• Given data:
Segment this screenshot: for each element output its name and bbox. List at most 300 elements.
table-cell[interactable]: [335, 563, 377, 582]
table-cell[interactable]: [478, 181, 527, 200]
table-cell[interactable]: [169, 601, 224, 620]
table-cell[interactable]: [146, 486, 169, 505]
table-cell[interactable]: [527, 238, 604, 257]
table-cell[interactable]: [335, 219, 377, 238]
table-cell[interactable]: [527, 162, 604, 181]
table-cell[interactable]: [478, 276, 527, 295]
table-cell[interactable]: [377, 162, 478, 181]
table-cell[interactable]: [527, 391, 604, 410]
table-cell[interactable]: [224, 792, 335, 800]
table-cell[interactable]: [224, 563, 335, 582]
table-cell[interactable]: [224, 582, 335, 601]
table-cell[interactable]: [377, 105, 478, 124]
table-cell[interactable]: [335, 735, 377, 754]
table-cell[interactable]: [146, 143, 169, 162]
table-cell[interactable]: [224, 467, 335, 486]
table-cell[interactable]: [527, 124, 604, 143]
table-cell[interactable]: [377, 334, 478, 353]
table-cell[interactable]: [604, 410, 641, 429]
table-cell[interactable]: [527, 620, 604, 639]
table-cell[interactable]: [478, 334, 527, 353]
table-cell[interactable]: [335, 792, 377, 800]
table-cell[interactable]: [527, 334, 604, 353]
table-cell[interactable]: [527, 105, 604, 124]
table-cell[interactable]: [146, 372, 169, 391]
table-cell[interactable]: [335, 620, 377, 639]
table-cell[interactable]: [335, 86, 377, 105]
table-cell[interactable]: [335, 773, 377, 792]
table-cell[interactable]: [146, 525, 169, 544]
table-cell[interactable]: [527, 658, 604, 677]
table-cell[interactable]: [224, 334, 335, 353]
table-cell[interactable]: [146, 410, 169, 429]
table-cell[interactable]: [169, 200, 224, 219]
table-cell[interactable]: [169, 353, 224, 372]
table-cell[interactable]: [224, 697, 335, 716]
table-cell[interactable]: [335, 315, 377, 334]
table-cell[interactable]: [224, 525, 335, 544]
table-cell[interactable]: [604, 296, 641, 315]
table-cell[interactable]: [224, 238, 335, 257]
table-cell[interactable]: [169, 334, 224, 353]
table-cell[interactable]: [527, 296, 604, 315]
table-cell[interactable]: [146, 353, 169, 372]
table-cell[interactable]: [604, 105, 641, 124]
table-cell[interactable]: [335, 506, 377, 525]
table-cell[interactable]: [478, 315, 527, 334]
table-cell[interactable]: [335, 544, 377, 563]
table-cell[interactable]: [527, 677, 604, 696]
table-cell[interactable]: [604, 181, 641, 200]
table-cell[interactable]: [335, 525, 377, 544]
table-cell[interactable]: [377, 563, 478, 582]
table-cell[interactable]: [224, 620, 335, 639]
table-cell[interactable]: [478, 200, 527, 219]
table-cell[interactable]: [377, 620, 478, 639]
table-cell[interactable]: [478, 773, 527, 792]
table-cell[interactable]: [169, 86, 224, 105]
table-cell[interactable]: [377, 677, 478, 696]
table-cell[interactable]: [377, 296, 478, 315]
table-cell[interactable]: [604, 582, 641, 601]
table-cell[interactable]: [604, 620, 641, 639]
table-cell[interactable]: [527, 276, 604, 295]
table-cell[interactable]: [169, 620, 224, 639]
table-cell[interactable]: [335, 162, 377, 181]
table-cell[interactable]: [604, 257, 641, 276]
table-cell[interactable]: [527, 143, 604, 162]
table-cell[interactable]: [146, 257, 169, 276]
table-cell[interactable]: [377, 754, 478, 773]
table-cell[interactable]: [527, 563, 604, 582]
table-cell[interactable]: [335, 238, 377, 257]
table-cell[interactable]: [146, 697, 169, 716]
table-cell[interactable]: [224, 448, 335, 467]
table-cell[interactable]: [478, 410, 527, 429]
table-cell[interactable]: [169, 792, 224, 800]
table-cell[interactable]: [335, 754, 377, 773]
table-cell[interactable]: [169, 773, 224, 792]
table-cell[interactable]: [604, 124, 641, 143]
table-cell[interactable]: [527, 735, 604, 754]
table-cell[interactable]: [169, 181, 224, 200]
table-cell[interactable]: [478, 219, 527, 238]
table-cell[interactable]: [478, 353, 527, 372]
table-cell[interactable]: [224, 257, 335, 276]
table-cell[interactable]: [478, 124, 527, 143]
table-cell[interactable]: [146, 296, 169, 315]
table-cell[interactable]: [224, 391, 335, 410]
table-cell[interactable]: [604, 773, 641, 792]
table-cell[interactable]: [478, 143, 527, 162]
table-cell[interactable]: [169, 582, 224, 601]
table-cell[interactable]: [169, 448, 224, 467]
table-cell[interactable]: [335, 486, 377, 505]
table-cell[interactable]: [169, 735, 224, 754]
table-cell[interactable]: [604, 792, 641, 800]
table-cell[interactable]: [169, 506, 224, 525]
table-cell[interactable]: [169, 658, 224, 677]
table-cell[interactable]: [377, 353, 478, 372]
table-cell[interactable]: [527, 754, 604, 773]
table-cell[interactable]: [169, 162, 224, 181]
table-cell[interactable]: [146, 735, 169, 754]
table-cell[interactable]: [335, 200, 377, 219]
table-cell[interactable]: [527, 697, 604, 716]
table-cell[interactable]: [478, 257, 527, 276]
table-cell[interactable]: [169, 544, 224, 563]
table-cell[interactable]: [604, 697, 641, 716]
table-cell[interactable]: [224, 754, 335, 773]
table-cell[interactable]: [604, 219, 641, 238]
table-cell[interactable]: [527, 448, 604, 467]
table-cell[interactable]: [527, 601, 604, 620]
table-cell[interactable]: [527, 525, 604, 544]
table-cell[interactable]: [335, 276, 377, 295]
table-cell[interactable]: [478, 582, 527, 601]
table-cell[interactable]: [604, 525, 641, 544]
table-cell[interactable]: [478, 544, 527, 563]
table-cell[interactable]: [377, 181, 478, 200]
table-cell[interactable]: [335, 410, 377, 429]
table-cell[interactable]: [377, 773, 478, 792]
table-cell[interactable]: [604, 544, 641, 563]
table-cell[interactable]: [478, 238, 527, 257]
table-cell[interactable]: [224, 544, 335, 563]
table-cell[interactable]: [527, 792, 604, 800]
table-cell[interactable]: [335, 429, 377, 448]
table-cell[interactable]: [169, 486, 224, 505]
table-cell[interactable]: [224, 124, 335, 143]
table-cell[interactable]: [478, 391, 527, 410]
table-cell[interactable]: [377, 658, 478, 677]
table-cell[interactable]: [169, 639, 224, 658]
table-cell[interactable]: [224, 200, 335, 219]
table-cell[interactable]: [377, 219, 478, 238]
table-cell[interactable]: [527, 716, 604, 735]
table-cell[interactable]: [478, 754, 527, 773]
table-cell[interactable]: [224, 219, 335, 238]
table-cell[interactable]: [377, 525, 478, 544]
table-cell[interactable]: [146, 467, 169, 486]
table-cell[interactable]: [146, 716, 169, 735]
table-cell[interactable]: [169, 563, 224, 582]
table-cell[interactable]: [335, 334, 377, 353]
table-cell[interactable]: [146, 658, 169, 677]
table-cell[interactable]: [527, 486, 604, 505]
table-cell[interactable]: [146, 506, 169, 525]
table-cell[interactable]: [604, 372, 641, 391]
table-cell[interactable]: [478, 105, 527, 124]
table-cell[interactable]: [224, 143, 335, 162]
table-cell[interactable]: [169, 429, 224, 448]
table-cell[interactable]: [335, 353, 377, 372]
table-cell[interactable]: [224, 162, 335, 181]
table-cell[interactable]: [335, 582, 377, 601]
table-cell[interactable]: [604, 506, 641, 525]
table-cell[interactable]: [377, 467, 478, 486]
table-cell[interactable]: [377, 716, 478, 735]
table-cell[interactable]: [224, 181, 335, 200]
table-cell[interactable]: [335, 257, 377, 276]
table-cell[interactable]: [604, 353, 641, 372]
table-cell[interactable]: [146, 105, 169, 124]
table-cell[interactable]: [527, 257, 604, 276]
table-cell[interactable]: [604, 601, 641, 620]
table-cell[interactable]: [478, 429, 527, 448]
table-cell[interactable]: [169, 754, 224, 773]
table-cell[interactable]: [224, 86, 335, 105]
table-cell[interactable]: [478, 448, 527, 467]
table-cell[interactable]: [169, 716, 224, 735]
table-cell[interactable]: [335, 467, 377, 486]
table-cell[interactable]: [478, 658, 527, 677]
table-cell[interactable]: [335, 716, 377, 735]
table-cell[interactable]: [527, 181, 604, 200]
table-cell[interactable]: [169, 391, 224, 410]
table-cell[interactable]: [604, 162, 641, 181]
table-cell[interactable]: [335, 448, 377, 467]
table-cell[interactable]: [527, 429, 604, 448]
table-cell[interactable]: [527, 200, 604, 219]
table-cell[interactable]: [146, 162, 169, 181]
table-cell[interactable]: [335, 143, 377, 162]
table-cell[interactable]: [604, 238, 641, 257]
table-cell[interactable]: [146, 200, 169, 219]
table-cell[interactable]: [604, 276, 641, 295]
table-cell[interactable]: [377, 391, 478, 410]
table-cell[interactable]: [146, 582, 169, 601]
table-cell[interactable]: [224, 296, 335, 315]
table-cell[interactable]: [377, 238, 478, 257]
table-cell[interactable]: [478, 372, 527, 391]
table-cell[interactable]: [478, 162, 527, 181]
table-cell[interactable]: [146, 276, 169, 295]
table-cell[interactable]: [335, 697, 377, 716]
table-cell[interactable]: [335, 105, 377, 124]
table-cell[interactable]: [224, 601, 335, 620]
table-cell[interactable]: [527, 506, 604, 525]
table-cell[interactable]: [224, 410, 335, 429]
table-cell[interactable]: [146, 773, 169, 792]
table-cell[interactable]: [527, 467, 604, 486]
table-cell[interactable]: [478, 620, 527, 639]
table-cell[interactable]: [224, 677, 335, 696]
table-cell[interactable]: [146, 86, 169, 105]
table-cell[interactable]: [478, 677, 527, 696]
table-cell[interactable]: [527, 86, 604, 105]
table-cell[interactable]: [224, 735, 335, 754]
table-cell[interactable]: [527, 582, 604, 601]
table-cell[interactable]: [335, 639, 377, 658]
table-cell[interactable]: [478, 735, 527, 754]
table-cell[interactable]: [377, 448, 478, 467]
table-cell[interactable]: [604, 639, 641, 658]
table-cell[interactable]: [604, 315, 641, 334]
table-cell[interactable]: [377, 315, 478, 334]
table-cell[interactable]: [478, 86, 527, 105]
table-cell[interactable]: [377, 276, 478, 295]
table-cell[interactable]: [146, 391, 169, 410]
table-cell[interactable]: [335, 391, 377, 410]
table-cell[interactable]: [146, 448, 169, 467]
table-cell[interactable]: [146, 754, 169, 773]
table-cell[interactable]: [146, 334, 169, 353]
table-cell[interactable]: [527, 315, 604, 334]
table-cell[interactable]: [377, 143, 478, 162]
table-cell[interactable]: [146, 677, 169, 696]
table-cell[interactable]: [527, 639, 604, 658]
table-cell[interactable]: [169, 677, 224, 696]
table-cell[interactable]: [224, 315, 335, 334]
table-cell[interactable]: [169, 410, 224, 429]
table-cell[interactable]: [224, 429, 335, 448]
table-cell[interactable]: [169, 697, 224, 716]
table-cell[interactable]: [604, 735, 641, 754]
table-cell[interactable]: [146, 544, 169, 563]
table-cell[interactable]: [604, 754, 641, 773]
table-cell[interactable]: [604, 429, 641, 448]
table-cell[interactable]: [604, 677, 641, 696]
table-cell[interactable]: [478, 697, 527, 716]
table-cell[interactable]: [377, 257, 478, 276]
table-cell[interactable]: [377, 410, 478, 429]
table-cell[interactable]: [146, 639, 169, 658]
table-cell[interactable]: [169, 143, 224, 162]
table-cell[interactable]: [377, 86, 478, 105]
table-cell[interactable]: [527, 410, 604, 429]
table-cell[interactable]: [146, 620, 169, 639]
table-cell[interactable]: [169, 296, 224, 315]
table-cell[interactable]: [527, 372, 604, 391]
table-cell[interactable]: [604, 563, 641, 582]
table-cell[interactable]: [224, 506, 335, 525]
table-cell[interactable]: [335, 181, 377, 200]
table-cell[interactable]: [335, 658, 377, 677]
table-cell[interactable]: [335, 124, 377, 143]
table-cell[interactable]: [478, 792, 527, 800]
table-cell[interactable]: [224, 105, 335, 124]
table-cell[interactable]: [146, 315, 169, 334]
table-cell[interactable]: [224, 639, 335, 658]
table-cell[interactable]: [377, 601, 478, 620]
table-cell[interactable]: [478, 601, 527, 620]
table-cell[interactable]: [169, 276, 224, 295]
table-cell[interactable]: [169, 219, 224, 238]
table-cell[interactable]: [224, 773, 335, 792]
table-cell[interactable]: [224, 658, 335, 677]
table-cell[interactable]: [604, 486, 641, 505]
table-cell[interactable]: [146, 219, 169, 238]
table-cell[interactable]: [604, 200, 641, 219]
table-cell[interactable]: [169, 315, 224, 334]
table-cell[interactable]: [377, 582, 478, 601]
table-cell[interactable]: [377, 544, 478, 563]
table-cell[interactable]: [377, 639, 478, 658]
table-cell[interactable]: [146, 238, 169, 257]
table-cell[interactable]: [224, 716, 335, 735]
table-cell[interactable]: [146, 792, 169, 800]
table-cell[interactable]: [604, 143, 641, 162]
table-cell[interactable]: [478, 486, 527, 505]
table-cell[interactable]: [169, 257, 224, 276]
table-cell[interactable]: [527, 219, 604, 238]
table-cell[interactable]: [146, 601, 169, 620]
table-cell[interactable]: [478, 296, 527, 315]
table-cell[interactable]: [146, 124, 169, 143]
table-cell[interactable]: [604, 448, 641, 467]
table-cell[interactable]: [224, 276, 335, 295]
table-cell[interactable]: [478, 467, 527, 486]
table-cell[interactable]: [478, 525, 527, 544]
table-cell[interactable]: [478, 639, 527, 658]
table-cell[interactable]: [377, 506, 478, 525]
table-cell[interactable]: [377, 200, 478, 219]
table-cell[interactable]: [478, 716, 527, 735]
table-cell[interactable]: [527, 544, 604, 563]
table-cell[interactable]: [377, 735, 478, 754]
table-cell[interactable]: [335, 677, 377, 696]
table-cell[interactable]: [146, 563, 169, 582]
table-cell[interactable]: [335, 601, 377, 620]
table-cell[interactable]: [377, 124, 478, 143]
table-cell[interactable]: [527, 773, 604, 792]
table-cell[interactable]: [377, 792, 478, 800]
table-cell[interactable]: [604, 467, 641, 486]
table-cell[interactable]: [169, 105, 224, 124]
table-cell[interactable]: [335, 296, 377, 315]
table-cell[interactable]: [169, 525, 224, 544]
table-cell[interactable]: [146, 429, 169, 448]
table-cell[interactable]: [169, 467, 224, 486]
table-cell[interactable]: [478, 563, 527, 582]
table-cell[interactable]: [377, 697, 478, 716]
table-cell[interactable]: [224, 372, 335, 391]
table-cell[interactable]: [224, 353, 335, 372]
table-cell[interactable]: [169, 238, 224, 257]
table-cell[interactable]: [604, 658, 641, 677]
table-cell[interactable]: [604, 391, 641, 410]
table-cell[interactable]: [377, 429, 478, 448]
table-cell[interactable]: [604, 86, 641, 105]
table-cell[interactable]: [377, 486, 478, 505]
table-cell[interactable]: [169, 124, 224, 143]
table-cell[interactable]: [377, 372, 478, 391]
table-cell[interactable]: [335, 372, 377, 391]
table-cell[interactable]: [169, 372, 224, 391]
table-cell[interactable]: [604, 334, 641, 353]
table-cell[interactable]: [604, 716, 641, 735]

• Objective:
Will you retype the listing above, character for character, from its first line through the line with "table-cell[interactable]: [169, 601, 224, 620]", including both of those lines and nothing after them?

• Answer to the problem:
Segment this screenshot: for each element output its name and bbox. List at most 300 elements.
table-cell[interactable]: [335, 563, 377, 582]
table-cell[interactable]: [478, 181, 527, 200]
table-cell[interactable]: [169, 601, 224, 620]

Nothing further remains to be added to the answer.